→ Records for the task
▬▬▬▬▬▬▬▬▬▬

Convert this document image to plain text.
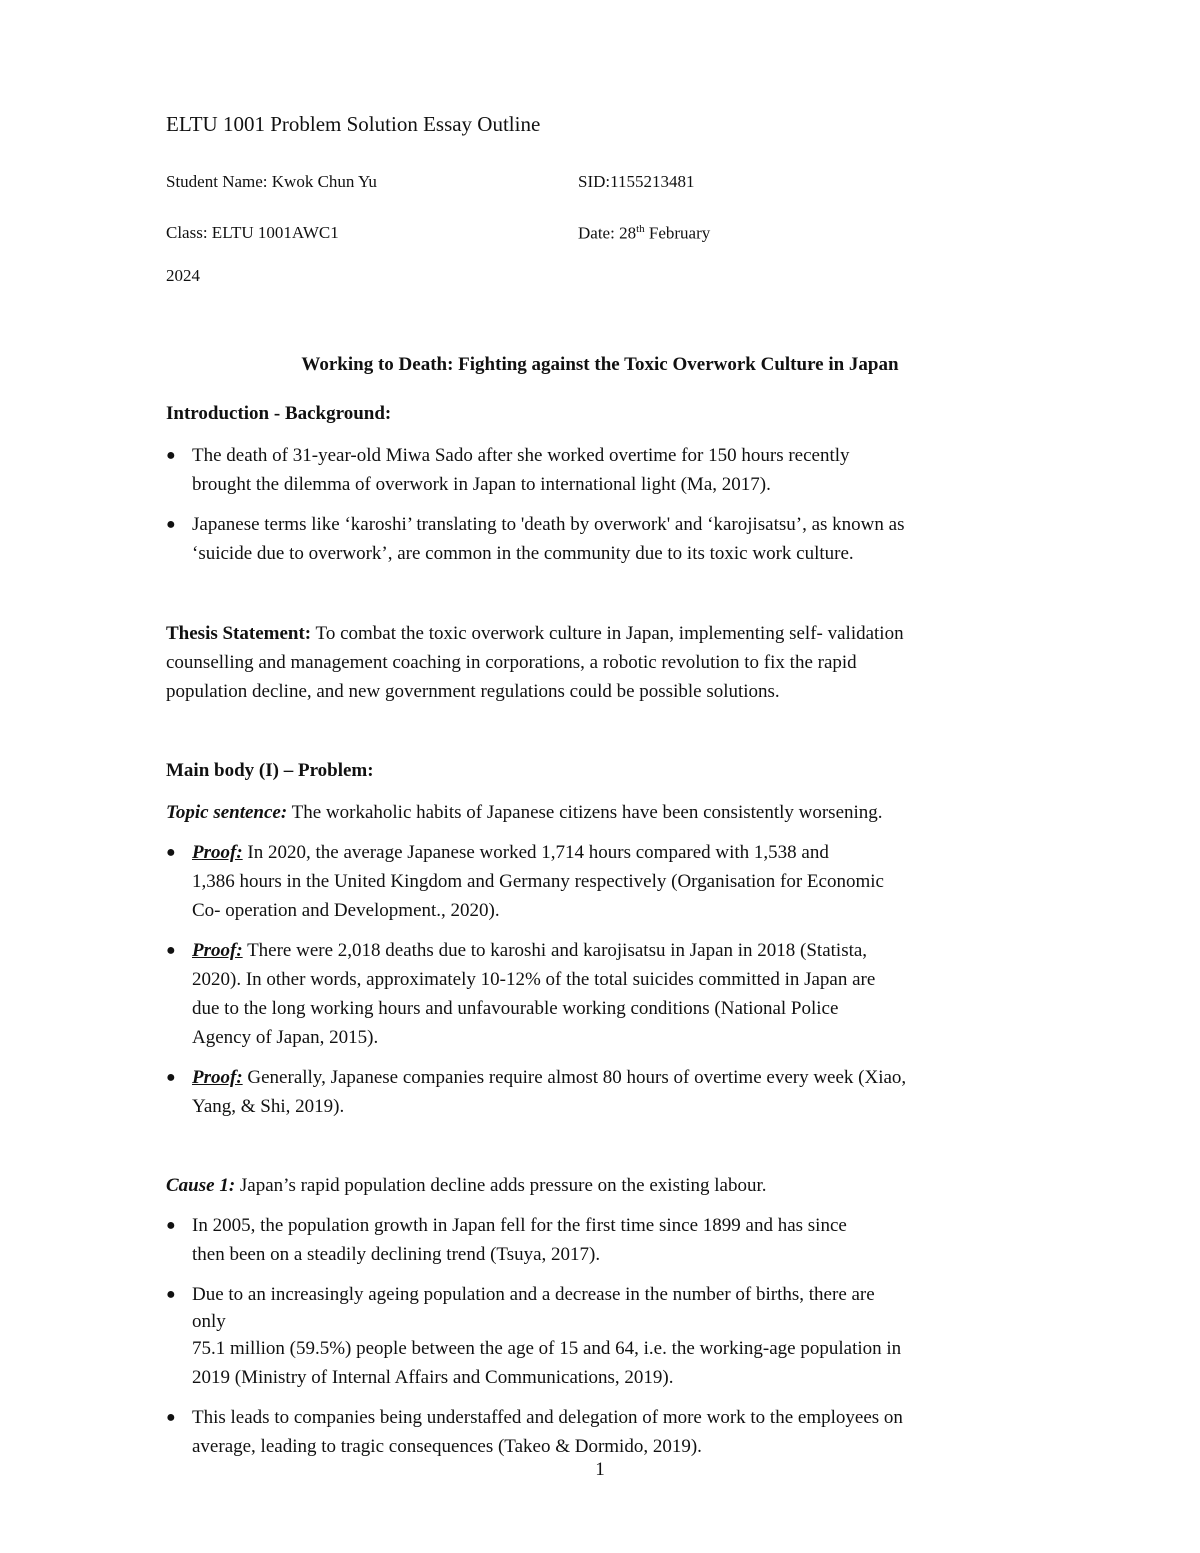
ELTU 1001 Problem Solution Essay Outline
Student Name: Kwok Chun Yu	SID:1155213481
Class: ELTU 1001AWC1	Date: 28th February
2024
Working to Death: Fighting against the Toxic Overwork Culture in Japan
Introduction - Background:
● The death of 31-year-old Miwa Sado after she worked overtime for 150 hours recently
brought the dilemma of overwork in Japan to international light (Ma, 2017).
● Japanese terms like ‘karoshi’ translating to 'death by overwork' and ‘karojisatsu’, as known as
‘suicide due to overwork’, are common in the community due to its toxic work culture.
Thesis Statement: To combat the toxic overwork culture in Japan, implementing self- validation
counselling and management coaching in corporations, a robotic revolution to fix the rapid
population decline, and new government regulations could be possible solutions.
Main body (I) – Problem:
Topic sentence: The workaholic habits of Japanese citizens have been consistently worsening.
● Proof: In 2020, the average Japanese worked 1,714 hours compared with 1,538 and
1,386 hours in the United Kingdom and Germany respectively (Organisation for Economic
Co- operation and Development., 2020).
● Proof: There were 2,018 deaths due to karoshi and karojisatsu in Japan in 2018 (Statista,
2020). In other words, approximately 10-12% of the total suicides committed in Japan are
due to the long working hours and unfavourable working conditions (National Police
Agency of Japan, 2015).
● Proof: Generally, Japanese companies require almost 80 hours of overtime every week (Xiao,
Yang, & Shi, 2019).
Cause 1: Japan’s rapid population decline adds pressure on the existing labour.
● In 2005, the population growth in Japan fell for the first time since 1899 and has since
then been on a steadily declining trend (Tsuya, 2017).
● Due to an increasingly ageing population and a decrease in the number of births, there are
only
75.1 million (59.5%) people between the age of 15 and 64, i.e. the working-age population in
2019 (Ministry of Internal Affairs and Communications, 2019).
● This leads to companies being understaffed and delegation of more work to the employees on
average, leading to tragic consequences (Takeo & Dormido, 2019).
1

▬▬▬▬▬▬▬▬▬▬

→ What is needed
Retype each entry precisely. Skip images entirely.

→ Exercise response
Convert this document image to plain text.
ELTU 1001 Problem Solution Essay Outline
Student Name: Kwok Chun Yu	SID:1155213481
Class: ELTU 1001AWC1	Date: 28th February
2024
Working to Death: Fighting against the Toxic Overwork Culture in Japan
Introduction - Background:
● The death of 31-year-old Miwa Sado after she worked overtime for 150 hours recently
brought the dilemma of overwork in Japan to international light (Ma, 2017).
● Japanese terms like ‘karoshi’ translating to 'death by overwork' and ‘karojisatsu’, as known as
‘suicide due to overwork’, are common in the community due to its toxic work culture.
Thesis Statement: To combat the toxic overwork culture in Japan, implementing self- validation
counselling and management coaching in corporations, a robotic revolution to fix the rapid
population decline, and new government regulations could be possible solutions.
Main body (I) – Problem:
Topic sentence: The workaholic habits of Japanese citizens have been consistently worsening.
● Proof: In 2020, the average Japanese worked 1,714 hours compared with 1,538 and
1,386 hours in the United Kingdom and Germany respectively (Organisation for Economic
Co- operation and Development., 2020).
● Proof: There were 2,018 deaths due to karoshi and karojisatsu in Japan in 2018 (Statista,
2020). In other words, approximately 10-12% of the total suicides committed in Japan are
due to the long working hours and unfavourable working conditions (National Police
Agency of Japan, 2015).
● Proof: Generally, Japanese companies require almost 80 hours of overtime every week (Xiao,
Yang, & Shi, 2019).
Cause 1: Japan’s rapid population decline adds pressure on the existing labour.
● In 2005, the population growth in Japan fell for the first time since 1899 and has since
then been on a steadily declining trend (Tsuya, 2017).
● Due to an increasingly ageing population and a decrease in the number of births, there are
only
75.1 million (59.5%) people between the age of 15 and 64, i.e. the working-age population in
2019 (Ministry of Internal Affairs and Communications, 2019).
● This leads to companies being understaffed and delegation of more work to the employees on
average, leading to tragic consequences (Takeo & Dormido, 2019).
1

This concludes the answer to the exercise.